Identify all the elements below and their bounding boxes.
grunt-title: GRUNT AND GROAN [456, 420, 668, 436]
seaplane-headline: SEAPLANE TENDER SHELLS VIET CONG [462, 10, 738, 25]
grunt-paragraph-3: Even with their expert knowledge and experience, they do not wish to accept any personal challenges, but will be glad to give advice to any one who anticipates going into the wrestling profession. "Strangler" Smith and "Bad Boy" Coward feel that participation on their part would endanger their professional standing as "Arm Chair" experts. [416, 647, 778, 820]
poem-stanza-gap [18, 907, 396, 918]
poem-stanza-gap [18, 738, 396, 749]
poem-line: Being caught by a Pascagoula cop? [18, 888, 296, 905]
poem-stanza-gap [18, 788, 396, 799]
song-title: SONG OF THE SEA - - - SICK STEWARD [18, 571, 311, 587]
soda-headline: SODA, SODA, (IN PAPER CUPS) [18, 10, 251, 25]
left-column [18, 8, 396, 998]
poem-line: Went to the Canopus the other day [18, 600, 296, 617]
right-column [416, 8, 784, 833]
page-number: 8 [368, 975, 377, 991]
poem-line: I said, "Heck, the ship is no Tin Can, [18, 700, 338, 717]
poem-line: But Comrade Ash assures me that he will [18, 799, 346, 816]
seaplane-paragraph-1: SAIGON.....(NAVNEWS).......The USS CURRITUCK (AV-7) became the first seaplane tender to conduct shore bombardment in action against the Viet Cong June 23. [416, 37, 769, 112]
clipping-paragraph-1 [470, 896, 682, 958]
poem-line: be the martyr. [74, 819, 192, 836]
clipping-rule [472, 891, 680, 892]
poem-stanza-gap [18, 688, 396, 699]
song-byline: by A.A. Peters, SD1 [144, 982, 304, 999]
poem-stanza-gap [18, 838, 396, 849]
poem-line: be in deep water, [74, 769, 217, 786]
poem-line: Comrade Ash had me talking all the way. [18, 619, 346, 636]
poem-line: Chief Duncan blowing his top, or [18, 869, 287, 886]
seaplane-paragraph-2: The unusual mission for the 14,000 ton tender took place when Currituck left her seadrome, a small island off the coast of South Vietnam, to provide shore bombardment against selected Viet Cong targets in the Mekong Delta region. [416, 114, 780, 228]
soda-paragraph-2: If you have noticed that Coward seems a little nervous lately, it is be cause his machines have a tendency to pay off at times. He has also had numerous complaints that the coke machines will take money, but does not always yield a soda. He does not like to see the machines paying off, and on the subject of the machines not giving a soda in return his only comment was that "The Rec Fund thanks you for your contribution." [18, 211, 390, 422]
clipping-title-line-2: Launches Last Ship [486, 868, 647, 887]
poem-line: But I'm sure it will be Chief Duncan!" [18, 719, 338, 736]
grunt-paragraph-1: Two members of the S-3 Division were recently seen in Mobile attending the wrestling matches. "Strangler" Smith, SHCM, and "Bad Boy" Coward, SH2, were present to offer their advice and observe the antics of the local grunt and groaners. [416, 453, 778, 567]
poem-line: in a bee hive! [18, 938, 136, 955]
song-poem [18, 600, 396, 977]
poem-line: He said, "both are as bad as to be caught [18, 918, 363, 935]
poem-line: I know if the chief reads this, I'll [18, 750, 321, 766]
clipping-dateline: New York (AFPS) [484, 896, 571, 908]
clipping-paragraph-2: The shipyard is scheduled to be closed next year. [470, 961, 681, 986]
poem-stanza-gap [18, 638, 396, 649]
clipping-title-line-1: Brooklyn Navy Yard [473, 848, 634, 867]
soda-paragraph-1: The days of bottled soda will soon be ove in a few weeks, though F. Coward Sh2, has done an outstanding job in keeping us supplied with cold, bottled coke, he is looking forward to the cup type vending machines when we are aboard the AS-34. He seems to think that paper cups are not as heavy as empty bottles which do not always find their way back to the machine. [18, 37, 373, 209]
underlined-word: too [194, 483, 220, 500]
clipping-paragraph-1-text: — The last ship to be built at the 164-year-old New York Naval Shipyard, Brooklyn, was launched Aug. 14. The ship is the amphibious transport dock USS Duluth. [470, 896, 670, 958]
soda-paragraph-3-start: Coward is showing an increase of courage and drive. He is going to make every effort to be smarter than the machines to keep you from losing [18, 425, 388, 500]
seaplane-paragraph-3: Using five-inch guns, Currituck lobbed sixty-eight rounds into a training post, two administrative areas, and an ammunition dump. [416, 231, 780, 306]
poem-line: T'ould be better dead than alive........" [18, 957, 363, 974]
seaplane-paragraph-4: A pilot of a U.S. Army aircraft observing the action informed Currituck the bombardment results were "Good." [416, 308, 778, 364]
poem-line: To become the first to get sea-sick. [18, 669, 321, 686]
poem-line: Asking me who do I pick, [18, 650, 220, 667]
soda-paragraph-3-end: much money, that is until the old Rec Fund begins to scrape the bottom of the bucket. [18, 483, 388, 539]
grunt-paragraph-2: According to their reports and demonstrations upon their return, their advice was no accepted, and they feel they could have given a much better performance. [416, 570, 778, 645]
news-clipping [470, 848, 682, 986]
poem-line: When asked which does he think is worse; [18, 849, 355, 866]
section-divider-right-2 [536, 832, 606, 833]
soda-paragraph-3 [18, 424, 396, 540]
##############################
» **Work instructions**
Copy out the entire listing above, line by line, with every character unchanged.

» **Full solution**
Identify all the elements below and their bounding boxes.
grunt-title: GRUNT AND GROAN [456, 420, 668, 436]
seaplane-headline: SEAPLANE TENDER SHELLS VIET CONG [462, 10, 738, 25]
grunt-paragraph-3: Even with their expert knowledge and experience, they do not wish to accept any personal challenges, but will be glad to give advice to any one who anticipates going into the wrestling profession. "Strangler" Smith and "Bad Boy" Coward feel that participation on their part would endanger their professional standing as "Arm Chair" experts. [416, 647, 778, 820]
poem-stanza-gap [18, 907, 396, 918]
poem-stanza-gap [18, 738, 396, 749]
poem-line: Being caught by a Pascagoula cop? [18, 888, 296, 905]
poem-stanza-gap [18, 788, 396, 799]
song-title: SONG OF THE SEA - - - SICK STEWARD [18, 571, 311, 587]
soda-headline: SODA, SODA, (IN PAPER CUPS) [18, 10, 251, 25]
left-column [18, 8, 396, 998]
poem-line: Went to the Canopus the other day [18, 600, 296, 617]
right-column [416, 8, 784, 833]
page-number: 8 [368, 975, 377, 991]
poem-line: I said, "Heck, the ship is no Tin Can, [18, 700, 338, 717]
poem-line: But Comrade Ash assures me that he will [18, 799, 346, 816]
seaplane-paragraph-1: SAIGON.....(NAVNEWS).......The USS CURRITUCK (AV-7) became the first seaplane tender to conduct shore bombardment in action against the Viet Cong June 23. [416, 37, 769, 112]
clipping-paragraph-1 [470, 896, 682, 958]
poem-line: be the martyr. [74, 819, 192, 836]
clipping-rule [472, 891, 680, 892]
poem-stanza-gap [18, 688, 396, 699]
song-byline: by A.A. Peters, SD1 [144, 982, 304, 999]
poem-stanza-gap [18, 838, 396, 849]
poem-line: be in deep water, [74, 769, 217, 786]
poem-line: Comrade Ash had me talking all the way. [18, 619, 346, 636]
poem-line: Chief Duncan blowing his top, or [18, 869, 287, 886]
seaplane-paragraph-2: The unusual mission for the 14,000 ton tender took place when Currituck left her seadrome, a small island off the coast of South Vietnam, to provide shore bombardment against selected Viet Cong targets in the Mekong Delta region. [416, 114, 780, 228]
soda-paragraph-2: If you have noticed that Coward seems a little nervous lately, it is be cause his machines have a tendency to pay off at times. He has also had numerous complaints that the coke machines will take money, but does not always yield a soda. He does not like to see the machines paying off, and on the subject of the machines not giving a soda in return his only comment was that "The Rec Fund thanks you for your contribution." [18, 211, 390, 422]
clipping-title-line-2: Launches Last Ship [486, 868, 647, 887]
poem-line: But I'm sure it will be Chief Duncan!" [18, 719, 338, 736]
grunt-paragraph-1: Two members of the S-3 Division were recently seen in Mobile attending the wrestling matches. "Strangler" Smith, SHCM, and "Bad Boy" Coward, SH2, were present to offer their advice and observe the antics of the local grunt and groaners. [416, 453, 778, 567]
poem-line: in a bee hive! [18, 938, 136, 955]
song-poem [18, 600, 396, 977]
poem-line: He said, "both are as bad as to be caught [18, 918, 363, 935]
poem-line: I know if the chief reads this, I'll [18, 750, 321, 766]
clipping-dateline: New York (AFPS) [484, 896, 571, 908]
clipping-paragraph-2: The shipyard is scheduled to be closed next year. [470, 961, 681, 986]
poem-stanza-gap [18, 638, 396, 649]
clipping-title-line-1: Brooklyn Navy Yard [473, 848, 634, 867]
soda-paragraph-1: The days of bottled soda will soon be ove in a few weeks, though F. Coward Sh2, has done an outstanding job in keeping us supplied with cold, bottled coke, he is looking forward to the cup type vending machines when we are aboard the AS-34. He seems to think that paper cups are not as heavy as empty bottles which do not always find their way back to the machine. [18, 37, 373, 209]
underlined-word: too [194, 483, 220, 500]
clipping-paragraph-1-text: — The last ship to be built at the 164-year-old New York Naval Shipyard, Brooklyn, was launched Aug. 14. The ship is the amphibious transport dock USS Duluth. [470, 896, 670, 958]
soda-paragraph-3-start: Coward is showing an increase of courage and drive. He is going to make every effort to be smarter than the machines to keep you from losing [18, 425, 388, 500]
seaplane-paragraph-3: Using five-inch guns, Currituck lobbed sixty-eight rounds into a training post, two administrative areas, and an ammunition dump. [416, 231, 780, 306]
poem-line: T'ould be better dead than alive........" [18, 957, 363, 974]
seaplane-paragraph-4: A pilot of a U.S. Army aircraft observing the action informed Currituck the bombardment results were "Good." [416, 308, 778, 364]
poem-line: To become the first to get sea-sick. [18, 669, 321, 686]
poem-line: Asking me who do I pick, [18, 650, 220, 667]
soda-paragraph-3-end: much money, that is until the old Rec Fund begins to scrape the bottom of the bucket. [18, 483, 388, 539]
grunt-paragraph-2: According to their reports and demonstrations upon their return, their advice was no accepted, and they feel they could have given a much better performance. [416, 570, 778, 645]
news-clipping [470, 848, 682, 986]
poem-line: When asked which does he think is worse; [18, 849, 355, 866]
section-divider-right-2 [536, 832, 606, 833]
soda-paragraph-3 [18, 424, 396, 540]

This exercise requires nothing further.